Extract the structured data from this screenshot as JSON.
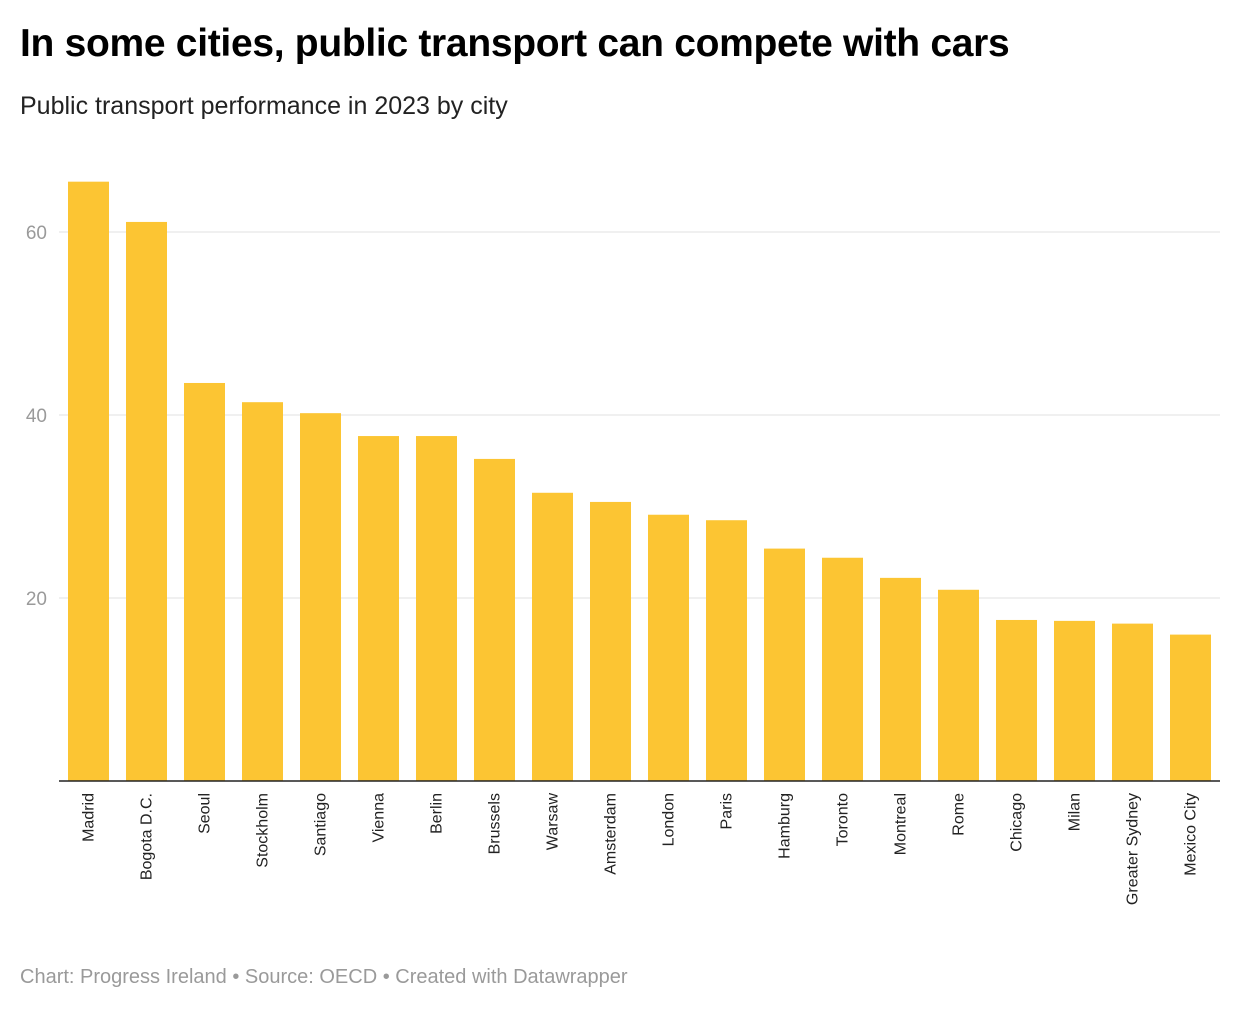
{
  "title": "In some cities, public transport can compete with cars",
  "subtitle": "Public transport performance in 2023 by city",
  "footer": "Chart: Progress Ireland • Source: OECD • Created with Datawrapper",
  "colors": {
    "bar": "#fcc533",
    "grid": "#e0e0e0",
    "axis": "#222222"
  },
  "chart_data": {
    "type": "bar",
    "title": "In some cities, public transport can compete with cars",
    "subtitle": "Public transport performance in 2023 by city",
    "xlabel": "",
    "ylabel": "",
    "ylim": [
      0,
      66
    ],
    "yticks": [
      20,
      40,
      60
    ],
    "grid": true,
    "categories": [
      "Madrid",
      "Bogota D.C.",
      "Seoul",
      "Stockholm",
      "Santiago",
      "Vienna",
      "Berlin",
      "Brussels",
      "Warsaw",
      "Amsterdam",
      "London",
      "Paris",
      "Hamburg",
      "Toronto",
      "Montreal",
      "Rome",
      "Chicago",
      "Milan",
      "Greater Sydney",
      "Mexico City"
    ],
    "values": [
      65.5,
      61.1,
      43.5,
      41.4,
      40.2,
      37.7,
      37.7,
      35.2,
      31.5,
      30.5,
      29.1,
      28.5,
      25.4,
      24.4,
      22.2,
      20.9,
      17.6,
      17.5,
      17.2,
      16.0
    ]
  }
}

* * *

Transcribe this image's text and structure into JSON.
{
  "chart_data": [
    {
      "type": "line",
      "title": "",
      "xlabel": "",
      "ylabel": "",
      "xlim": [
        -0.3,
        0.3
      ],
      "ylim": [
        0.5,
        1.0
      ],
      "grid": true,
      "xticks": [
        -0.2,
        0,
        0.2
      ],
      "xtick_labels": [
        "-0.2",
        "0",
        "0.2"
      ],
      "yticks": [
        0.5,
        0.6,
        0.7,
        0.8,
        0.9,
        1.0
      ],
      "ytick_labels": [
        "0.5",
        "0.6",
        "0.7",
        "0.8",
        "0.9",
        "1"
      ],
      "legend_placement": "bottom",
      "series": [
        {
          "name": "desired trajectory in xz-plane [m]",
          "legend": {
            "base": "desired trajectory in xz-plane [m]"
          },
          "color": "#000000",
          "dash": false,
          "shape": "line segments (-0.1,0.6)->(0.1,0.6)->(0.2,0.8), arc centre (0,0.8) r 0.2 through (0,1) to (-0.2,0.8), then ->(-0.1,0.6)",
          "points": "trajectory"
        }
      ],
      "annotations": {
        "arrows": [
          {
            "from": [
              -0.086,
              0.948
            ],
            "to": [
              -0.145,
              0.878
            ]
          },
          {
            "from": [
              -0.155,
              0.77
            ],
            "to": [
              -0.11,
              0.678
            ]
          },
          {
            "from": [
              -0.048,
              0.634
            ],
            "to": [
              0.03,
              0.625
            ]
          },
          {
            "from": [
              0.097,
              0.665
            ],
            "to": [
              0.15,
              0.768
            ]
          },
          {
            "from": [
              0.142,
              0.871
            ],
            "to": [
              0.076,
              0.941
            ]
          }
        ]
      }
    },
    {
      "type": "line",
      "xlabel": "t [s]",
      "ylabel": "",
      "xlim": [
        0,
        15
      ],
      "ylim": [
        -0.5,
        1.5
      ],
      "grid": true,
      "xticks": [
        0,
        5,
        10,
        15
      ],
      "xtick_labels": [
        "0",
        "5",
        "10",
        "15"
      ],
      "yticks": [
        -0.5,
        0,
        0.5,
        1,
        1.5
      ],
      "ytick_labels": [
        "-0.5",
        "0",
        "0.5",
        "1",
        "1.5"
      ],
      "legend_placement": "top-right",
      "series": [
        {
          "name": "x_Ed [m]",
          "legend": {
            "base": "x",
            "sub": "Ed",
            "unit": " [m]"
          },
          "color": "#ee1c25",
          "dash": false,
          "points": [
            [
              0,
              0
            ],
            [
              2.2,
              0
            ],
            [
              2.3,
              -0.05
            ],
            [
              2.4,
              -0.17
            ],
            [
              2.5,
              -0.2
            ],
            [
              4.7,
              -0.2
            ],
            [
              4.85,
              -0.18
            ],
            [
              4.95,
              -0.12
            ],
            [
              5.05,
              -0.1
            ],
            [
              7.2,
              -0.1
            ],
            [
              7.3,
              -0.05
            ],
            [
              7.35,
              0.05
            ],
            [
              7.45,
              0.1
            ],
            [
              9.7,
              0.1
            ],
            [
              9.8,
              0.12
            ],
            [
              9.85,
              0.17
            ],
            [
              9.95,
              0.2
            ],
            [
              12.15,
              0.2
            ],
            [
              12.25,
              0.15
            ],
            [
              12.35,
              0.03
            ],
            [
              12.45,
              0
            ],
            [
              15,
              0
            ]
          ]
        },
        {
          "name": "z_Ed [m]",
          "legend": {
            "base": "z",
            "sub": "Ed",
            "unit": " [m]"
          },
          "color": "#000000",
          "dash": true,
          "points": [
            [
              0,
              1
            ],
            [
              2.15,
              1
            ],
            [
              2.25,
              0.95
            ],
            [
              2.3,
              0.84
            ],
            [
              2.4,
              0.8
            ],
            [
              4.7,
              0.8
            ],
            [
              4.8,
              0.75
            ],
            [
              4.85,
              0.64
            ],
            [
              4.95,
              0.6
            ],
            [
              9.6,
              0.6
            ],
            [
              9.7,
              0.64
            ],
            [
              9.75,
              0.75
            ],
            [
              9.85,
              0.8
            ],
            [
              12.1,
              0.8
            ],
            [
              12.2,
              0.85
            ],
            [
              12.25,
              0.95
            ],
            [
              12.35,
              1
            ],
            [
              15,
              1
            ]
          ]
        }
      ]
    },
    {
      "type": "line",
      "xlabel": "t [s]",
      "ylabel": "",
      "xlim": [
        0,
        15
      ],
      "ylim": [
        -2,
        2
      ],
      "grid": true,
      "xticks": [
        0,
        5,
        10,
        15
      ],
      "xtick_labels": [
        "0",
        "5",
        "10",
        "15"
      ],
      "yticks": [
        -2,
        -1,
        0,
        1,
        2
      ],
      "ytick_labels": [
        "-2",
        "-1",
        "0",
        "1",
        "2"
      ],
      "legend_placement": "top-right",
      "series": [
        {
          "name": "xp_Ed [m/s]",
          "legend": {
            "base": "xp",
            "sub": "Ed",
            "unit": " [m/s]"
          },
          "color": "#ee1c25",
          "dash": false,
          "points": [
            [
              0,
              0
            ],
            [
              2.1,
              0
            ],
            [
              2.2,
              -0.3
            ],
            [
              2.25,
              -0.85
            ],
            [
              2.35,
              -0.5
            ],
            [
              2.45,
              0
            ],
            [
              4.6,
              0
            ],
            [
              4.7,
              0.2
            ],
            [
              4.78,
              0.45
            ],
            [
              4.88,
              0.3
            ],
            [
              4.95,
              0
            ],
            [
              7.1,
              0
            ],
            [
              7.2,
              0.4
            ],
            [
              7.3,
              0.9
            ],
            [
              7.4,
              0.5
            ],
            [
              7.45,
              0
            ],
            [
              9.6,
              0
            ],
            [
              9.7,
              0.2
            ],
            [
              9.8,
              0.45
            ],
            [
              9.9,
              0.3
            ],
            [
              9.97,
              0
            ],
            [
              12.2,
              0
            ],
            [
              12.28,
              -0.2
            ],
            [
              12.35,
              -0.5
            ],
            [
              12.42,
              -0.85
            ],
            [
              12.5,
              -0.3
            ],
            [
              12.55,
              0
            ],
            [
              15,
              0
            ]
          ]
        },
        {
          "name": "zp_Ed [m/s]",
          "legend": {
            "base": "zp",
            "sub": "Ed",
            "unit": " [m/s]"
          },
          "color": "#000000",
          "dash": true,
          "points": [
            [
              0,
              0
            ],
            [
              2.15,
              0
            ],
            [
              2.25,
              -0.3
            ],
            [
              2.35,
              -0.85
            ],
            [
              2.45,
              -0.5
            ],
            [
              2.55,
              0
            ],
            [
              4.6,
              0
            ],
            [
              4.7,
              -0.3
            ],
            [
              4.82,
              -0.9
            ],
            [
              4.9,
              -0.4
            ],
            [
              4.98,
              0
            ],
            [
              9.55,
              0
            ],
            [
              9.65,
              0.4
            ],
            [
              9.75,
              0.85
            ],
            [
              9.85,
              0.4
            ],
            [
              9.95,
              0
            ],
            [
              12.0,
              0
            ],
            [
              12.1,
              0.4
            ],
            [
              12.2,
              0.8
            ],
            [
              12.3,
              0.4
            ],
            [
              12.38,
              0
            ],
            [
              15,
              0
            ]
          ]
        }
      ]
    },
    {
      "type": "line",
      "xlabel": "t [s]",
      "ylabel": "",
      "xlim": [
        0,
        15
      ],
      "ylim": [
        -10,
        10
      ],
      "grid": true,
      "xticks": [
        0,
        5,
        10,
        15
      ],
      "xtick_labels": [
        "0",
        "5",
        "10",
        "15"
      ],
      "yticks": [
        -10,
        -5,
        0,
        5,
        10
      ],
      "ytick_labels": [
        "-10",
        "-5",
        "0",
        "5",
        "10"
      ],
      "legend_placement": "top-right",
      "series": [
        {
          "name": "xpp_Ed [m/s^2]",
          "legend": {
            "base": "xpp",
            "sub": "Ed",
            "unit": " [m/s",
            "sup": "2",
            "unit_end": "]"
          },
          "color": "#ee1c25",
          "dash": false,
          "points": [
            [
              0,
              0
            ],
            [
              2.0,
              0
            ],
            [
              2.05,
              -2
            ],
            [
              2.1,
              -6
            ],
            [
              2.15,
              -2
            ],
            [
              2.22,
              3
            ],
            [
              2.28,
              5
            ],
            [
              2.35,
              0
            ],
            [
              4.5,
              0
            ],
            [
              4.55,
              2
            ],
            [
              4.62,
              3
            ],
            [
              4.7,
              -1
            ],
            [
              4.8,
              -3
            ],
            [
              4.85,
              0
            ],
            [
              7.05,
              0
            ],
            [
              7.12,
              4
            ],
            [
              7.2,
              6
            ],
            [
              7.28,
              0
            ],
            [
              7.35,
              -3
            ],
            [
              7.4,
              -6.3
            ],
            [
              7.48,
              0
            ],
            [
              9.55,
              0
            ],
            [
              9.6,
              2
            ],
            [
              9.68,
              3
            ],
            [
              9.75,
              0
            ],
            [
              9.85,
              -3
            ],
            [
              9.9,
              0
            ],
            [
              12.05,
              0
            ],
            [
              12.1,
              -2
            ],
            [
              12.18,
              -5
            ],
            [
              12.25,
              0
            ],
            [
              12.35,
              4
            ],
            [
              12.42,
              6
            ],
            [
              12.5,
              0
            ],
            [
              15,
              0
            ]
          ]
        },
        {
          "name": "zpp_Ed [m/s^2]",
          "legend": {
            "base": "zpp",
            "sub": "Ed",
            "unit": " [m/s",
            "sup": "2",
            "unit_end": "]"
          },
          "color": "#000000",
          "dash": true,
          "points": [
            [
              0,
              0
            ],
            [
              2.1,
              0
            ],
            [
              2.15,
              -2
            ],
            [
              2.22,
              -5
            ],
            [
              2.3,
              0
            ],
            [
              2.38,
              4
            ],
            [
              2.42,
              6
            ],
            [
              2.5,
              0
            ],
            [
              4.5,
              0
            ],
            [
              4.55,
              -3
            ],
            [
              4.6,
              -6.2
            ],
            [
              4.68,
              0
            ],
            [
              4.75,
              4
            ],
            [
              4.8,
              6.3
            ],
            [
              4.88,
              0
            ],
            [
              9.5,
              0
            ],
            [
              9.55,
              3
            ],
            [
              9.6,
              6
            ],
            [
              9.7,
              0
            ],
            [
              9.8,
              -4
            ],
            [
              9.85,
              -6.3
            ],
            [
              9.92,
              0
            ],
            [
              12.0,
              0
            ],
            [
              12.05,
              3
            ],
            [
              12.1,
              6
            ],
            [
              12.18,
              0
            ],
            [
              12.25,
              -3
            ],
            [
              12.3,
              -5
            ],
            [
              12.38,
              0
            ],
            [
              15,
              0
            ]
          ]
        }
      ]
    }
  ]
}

#### PROBLEM TO SOLVE
How many of these lines contain "subtitle"? Write only the number.

#### COMPLETE ANSWER
2